◆ ENTRIES PROVIDED
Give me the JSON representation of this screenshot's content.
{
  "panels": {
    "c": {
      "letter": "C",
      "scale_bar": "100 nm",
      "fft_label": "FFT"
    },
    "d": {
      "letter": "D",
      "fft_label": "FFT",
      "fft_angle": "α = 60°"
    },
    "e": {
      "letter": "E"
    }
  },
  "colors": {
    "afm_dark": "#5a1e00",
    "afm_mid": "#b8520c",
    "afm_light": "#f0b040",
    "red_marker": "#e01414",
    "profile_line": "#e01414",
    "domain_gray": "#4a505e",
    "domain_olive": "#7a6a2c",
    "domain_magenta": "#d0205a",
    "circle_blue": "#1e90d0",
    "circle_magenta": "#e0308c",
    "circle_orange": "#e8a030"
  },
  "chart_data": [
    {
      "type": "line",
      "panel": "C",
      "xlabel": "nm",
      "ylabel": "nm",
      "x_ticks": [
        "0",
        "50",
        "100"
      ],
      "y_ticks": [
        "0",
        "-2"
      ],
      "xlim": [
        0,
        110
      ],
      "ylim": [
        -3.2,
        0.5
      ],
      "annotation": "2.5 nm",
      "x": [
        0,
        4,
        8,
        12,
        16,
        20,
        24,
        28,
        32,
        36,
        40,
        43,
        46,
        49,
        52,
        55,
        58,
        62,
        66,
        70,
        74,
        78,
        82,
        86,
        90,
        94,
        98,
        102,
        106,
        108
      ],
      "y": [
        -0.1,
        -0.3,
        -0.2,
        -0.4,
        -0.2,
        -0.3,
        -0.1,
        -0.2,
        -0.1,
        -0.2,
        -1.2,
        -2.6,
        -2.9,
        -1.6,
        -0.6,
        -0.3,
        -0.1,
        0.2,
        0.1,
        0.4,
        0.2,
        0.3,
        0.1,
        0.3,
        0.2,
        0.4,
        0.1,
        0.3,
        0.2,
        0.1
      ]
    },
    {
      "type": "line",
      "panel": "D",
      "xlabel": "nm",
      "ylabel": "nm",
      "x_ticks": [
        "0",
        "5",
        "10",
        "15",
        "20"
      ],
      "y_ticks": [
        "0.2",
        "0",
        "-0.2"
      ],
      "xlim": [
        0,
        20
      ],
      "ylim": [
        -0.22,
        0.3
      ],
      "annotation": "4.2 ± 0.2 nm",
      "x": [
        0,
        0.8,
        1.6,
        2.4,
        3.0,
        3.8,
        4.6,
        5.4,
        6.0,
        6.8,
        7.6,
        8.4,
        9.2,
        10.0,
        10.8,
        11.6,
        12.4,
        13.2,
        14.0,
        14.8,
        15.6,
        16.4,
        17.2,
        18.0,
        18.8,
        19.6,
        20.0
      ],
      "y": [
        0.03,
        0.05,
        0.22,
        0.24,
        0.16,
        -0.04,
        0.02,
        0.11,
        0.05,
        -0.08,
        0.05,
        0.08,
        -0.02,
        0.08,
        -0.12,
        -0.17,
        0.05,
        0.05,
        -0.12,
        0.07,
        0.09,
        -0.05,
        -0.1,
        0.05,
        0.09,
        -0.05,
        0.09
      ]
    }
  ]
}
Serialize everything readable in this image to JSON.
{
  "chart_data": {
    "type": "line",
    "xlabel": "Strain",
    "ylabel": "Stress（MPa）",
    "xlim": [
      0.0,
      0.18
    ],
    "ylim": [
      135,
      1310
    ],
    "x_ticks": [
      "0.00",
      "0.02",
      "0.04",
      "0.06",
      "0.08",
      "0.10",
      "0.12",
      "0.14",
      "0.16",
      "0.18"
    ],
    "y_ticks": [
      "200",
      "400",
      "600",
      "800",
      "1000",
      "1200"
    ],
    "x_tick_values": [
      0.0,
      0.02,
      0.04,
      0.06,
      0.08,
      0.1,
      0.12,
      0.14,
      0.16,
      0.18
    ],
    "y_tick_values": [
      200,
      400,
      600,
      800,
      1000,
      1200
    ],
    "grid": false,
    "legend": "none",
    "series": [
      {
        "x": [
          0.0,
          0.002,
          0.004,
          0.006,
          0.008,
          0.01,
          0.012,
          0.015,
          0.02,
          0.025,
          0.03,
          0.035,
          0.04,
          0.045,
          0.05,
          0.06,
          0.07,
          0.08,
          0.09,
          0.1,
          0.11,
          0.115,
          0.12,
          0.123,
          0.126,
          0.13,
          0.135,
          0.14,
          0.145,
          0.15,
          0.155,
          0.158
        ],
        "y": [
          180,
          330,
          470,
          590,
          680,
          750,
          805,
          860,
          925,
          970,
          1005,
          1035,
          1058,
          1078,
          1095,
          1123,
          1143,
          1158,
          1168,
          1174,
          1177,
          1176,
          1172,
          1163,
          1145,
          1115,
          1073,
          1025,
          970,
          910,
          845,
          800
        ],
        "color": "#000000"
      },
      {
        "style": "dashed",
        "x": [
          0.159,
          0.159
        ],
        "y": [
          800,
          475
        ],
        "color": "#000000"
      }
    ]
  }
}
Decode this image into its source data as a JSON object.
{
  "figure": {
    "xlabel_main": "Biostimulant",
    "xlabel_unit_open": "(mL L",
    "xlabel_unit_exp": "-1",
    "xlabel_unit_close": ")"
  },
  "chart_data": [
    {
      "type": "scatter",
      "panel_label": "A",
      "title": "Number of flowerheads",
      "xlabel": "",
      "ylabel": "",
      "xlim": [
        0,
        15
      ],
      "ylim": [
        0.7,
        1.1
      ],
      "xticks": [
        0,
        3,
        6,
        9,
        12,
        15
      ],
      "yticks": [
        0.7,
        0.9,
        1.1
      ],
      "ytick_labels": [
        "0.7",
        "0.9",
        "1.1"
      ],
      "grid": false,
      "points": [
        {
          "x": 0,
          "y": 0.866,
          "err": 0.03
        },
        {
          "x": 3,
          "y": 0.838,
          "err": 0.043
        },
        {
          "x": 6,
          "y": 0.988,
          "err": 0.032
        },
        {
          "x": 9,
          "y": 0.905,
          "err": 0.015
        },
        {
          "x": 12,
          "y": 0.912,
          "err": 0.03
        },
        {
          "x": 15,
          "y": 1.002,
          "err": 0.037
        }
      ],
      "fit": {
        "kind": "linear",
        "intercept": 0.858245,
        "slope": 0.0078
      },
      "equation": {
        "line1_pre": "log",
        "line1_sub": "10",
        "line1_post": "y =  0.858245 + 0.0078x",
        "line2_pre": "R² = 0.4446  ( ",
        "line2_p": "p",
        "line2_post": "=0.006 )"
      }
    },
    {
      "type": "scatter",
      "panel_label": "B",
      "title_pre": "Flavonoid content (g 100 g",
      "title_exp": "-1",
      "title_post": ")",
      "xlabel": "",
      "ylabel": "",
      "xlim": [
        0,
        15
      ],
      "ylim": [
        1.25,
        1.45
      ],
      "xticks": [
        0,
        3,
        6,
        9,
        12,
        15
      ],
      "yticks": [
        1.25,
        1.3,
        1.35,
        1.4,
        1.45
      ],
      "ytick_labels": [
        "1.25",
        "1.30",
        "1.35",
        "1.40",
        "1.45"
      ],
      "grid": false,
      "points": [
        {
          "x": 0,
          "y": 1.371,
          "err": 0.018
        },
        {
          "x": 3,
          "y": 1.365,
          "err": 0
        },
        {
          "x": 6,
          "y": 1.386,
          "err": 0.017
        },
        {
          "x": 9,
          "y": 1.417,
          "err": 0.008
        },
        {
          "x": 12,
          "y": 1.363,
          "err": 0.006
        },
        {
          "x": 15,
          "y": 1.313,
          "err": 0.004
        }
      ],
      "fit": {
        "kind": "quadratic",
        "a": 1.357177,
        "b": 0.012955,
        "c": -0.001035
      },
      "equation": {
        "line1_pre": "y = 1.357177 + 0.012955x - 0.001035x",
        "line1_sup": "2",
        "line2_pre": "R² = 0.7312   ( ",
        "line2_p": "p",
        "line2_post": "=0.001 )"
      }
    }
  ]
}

◆ WHAT THE EXERCISE ASKS
Show all lines in the entries above where the string "annotation" appears.

◆ RIGHT ANSWER
      "annotation": "2.5 nm",
      "annotation": "4.2 ± 0.2 nm",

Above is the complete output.